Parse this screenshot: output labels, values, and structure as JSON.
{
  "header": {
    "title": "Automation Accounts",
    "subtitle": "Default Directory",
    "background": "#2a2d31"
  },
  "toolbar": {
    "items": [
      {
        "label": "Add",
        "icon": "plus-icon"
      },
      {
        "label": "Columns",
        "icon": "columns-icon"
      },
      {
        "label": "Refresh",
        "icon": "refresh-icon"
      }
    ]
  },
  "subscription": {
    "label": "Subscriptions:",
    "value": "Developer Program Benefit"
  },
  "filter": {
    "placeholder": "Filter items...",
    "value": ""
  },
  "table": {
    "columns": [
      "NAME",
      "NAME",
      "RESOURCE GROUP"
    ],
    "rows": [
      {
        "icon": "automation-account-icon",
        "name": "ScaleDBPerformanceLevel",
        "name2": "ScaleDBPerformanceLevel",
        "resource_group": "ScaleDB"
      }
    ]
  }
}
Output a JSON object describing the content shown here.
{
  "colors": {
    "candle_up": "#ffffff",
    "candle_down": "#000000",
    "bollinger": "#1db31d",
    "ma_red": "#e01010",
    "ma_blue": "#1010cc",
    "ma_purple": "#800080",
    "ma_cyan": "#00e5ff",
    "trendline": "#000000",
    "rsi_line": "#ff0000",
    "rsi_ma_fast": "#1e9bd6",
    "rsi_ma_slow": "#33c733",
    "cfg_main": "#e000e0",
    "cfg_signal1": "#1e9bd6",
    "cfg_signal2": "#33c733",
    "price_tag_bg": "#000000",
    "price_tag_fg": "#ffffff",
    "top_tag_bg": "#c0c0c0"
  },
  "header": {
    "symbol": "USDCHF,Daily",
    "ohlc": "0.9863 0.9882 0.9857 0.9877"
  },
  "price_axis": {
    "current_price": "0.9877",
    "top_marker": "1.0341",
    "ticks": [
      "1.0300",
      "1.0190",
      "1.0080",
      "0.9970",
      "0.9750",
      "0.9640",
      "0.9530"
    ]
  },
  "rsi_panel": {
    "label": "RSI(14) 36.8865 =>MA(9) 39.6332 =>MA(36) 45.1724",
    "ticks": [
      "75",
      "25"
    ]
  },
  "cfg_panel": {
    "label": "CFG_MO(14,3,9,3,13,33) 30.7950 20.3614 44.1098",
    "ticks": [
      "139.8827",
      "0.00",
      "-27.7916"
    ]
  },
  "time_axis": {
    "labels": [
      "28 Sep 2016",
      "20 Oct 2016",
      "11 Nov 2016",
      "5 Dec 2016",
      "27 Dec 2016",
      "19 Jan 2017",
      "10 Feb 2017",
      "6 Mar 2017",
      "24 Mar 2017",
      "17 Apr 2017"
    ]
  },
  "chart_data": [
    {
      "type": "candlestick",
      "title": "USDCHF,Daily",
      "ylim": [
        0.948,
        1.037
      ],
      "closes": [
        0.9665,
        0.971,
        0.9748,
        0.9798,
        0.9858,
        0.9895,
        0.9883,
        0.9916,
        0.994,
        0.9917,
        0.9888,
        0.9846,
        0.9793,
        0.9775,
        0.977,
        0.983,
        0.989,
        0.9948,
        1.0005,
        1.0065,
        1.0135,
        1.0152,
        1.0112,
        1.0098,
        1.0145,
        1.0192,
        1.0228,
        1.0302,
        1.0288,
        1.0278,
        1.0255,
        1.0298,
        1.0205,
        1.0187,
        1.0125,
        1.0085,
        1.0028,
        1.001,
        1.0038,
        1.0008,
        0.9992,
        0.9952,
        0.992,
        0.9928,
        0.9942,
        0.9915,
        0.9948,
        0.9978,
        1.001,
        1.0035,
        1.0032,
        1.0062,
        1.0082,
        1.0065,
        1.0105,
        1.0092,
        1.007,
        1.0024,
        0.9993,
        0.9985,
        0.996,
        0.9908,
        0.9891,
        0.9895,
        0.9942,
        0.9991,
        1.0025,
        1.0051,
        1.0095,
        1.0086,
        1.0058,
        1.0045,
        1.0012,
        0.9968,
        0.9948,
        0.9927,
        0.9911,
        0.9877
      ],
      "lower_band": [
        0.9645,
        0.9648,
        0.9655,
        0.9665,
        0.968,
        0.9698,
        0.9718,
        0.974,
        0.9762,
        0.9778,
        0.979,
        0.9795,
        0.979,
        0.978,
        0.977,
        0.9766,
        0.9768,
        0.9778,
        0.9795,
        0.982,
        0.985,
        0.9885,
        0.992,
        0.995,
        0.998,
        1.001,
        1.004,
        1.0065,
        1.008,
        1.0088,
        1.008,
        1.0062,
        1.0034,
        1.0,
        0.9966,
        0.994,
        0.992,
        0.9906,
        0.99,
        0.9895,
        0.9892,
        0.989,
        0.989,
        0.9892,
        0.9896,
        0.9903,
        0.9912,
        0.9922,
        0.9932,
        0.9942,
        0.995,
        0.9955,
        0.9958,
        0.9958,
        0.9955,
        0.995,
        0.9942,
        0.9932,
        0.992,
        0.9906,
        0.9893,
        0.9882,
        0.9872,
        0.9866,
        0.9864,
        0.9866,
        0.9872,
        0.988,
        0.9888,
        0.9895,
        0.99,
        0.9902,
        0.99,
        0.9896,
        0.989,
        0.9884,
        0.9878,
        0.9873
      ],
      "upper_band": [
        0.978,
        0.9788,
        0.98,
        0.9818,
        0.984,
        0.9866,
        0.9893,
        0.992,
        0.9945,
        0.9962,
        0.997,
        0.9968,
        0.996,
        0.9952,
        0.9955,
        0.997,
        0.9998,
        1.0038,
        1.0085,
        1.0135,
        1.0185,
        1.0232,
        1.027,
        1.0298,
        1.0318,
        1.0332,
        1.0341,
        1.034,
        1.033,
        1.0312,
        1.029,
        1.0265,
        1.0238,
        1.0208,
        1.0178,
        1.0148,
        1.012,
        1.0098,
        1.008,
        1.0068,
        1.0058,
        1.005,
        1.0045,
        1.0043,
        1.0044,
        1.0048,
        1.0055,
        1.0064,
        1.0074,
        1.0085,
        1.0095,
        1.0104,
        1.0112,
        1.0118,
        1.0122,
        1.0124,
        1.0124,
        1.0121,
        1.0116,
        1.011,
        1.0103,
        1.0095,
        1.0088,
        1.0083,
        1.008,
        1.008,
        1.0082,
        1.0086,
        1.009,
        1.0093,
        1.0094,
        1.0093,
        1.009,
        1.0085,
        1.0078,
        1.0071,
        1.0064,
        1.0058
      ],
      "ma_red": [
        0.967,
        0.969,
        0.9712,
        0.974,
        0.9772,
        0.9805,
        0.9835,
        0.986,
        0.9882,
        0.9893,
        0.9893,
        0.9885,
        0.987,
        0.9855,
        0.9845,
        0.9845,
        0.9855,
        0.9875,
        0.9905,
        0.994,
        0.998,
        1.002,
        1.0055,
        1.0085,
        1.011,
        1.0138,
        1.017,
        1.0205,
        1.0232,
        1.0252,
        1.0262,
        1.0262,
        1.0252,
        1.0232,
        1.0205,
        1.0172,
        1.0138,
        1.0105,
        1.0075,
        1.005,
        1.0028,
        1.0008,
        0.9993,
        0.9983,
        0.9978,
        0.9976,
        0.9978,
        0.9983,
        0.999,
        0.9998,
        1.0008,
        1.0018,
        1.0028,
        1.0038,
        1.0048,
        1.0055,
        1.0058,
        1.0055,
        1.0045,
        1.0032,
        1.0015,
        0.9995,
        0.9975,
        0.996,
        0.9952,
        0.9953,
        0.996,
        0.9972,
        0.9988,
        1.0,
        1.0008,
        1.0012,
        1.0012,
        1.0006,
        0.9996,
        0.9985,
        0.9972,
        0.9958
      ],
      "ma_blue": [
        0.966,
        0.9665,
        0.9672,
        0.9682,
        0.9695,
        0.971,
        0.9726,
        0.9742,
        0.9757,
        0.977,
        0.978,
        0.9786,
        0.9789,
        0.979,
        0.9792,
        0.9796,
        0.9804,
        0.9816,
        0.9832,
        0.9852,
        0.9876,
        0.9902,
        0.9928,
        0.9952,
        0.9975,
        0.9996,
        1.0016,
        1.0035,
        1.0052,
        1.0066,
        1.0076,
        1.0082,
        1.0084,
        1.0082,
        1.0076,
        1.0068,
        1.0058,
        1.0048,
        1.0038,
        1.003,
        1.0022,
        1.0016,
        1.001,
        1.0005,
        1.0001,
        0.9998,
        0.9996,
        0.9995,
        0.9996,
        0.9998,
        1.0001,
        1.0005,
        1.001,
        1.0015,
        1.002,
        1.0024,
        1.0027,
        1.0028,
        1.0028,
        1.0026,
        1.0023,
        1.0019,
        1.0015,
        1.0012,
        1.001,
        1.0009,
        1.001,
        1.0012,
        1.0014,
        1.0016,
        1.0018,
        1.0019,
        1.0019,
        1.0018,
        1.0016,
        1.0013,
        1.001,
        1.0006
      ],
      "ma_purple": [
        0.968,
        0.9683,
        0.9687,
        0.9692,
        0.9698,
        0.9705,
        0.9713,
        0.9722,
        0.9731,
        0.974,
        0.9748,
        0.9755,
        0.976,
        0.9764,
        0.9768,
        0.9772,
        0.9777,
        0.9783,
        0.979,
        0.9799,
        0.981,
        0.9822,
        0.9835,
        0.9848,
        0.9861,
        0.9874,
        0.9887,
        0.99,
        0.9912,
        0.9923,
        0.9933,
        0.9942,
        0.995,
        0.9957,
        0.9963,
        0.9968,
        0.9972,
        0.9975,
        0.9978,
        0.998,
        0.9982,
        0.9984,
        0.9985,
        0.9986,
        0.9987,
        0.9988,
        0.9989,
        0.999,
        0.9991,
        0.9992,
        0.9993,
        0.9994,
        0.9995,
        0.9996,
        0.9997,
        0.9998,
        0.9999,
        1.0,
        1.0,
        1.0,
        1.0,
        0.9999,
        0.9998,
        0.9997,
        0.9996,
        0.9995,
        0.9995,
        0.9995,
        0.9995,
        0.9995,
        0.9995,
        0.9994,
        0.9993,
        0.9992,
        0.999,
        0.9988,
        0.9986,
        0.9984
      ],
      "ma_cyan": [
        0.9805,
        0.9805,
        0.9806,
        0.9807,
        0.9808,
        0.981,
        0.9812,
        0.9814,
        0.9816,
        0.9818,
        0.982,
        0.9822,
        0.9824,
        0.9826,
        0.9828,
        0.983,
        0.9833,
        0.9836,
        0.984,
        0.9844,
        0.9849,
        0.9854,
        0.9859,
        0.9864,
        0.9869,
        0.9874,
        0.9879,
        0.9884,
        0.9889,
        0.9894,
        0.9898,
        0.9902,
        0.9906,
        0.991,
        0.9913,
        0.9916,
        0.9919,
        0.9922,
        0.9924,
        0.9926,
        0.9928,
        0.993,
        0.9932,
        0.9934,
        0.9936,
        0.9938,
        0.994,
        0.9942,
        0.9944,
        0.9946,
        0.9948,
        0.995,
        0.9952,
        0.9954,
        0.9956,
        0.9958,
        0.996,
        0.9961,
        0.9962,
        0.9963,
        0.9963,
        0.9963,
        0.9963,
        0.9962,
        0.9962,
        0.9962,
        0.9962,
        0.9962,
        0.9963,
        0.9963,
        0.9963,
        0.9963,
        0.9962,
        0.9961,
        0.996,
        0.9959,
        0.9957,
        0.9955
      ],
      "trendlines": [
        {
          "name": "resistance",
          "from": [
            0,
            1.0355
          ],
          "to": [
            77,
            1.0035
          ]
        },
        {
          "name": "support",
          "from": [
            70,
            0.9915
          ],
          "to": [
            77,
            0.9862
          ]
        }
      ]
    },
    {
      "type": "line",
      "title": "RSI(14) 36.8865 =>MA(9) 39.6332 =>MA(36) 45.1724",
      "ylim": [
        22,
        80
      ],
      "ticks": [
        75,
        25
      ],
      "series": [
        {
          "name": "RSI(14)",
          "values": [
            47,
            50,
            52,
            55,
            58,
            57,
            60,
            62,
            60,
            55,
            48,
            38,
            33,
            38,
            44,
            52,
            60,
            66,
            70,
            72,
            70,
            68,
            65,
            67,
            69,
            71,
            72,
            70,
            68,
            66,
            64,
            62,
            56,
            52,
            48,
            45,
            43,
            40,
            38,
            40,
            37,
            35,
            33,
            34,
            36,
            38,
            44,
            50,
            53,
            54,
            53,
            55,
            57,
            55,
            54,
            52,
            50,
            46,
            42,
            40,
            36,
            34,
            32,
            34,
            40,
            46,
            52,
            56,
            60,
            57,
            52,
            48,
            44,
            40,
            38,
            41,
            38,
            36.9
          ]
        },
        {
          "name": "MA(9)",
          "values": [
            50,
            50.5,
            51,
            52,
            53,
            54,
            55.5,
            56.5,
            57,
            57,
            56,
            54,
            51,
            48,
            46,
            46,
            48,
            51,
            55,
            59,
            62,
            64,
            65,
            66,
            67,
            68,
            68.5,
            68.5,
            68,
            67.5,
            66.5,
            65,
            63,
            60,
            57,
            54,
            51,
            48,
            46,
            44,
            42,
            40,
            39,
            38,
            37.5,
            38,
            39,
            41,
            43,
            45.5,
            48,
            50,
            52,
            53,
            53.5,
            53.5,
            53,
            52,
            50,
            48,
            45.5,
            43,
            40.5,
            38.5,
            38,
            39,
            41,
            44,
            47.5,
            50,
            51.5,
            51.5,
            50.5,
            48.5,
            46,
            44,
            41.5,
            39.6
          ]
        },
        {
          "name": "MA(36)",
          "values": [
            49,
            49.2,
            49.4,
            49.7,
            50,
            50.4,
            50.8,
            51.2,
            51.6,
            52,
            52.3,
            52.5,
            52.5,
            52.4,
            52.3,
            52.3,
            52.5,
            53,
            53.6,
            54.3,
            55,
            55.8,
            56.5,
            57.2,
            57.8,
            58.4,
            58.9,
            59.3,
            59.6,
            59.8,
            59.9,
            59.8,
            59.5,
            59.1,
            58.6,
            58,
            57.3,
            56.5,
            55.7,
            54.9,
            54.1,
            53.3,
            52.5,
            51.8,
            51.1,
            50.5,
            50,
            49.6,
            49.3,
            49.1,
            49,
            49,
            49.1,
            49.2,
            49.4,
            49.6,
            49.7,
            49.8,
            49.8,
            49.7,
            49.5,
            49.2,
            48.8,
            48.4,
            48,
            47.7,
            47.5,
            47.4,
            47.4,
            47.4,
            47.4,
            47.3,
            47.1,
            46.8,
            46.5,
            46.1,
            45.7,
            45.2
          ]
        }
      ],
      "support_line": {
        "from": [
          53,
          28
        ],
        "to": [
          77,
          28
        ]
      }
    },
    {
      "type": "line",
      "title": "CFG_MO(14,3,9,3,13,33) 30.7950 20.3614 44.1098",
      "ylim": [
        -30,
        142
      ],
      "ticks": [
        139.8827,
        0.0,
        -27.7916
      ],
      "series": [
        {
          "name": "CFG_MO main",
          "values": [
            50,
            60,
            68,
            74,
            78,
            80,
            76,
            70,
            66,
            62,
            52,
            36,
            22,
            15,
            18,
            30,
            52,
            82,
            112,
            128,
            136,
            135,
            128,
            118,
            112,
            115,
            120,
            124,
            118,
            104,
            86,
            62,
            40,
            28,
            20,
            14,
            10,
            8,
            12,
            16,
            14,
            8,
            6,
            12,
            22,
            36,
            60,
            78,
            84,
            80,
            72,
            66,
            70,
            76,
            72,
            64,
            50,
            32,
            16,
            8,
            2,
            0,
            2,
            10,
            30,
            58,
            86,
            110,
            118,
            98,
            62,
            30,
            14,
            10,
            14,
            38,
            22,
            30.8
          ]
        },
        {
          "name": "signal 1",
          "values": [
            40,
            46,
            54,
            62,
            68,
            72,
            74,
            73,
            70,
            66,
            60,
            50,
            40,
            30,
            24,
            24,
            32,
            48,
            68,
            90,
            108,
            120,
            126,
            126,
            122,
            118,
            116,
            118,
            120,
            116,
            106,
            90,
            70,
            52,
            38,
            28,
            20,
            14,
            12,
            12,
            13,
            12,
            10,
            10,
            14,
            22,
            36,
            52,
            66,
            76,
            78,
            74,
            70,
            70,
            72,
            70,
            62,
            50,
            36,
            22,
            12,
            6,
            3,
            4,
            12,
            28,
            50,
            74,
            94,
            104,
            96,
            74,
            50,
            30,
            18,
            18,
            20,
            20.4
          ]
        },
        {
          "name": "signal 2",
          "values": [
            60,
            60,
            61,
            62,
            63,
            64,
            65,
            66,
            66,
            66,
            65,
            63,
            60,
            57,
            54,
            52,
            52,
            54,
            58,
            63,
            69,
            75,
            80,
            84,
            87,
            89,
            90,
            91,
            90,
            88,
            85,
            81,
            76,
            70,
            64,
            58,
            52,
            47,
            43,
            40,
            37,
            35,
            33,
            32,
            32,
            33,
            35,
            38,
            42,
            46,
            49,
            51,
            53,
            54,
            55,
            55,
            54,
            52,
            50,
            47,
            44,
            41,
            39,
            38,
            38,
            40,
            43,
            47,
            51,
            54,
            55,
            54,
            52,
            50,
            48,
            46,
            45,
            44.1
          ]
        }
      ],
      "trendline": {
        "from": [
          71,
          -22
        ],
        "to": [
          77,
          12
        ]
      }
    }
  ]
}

REQUEST
Pull every line containing "labels" from the data.

RESULT OF THIS TASK
Parse this screenshot: output labels, values, and structure as JSON.
    "labels": [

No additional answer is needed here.